• GOAL
Pick out each line of the records that includes the string "right", and copy it.

..........

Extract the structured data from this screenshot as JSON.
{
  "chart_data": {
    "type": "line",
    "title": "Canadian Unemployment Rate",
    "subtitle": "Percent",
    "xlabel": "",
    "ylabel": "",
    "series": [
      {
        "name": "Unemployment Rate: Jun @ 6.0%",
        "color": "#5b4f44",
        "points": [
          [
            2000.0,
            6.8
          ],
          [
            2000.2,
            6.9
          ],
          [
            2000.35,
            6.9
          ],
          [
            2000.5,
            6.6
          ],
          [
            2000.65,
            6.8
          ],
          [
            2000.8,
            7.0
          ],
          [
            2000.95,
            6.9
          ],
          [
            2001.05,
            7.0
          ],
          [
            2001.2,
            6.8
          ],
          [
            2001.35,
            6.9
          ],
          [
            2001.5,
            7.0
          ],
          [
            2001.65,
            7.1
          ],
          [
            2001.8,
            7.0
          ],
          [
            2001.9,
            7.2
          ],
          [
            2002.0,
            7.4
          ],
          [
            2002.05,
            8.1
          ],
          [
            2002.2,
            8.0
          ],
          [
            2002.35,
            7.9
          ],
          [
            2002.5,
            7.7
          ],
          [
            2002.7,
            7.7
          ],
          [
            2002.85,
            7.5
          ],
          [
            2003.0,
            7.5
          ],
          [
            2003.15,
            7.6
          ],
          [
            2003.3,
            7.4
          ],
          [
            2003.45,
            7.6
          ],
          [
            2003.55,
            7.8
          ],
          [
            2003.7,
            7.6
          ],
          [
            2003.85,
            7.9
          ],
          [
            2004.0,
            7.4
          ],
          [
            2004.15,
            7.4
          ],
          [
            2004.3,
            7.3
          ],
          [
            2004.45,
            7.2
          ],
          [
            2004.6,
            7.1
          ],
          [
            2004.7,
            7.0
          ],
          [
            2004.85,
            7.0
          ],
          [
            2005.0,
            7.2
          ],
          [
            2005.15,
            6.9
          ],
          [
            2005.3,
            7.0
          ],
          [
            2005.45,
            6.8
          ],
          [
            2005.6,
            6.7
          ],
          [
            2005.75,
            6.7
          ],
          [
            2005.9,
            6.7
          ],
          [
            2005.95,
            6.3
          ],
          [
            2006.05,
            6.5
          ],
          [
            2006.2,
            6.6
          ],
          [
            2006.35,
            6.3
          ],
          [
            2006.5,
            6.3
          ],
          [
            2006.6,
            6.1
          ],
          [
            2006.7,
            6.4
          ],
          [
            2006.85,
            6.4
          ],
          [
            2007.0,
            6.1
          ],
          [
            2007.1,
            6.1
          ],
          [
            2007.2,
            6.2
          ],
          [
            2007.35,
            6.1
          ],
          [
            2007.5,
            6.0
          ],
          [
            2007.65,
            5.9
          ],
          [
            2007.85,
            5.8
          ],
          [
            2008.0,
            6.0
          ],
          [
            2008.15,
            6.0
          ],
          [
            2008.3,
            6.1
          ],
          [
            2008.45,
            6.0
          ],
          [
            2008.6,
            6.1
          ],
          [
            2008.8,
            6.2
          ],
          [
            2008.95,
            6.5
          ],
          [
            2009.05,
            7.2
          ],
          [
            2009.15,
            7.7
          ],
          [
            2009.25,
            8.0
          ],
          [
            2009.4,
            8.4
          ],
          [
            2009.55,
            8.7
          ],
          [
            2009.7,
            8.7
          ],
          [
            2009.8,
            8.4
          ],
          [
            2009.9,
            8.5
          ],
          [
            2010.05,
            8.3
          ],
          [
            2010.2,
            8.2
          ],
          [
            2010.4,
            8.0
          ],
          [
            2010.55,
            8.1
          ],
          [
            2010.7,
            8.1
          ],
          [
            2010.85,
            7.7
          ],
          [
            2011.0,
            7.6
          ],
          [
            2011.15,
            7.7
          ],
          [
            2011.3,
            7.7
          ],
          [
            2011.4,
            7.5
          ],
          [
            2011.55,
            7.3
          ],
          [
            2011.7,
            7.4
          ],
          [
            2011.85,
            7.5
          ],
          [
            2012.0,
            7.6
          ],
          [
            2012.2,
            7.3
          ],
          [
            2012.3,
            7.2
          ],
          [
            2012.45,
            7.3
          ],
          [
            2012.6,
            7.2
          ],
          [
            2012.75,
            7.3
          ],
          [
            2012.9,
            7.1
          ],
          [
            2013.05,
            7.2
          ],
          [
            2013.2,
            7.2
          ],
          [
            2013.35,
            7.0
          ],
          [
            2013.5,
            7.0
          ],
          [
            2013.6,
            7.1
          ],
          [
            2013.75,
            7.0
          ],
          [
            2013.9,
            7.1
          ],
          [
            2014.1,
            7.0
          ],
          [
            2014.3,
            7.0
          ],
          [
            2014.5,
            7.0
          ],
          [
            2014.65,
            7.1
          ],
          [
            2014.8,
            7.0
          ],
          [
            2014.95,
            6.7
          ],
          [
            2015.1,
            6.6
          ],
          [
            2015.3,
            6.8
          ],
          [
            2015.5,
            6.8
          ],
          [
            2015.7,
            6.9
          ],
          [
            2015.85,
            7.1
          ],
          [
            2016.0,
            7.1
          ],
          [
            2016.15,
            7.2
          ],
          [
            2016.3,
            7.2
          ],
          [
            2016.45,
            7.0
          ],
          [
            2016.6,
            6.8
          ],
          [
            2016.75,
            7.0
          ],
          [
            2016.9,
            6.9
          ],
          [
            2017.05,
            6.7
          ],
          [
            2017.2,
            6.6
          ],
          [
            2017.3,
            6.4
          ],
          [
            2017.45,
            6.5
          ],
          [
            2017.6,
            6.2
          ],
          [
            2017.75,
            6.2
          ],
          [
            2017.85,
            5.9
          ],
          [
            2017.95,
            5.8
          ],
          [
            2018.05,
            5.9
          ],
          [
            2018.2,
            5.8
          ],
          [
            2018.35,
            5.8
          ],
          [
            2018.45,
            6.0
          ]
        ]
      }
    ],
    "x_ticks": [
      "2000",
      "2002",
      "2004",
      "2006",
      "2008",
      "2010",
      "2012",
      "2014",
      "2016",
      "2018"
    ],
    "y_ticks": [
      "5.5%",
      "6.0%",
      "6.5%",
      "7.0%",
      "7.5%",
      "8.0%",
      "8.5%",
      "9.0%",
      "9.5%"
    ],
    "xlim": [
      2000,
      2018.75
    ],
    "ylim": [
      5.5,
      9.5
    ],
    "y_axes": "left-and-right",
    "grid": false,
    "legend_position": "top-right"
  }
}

..........

• REPLY
    "y_axes": "left-and-right",
    "legend_position": "top-right"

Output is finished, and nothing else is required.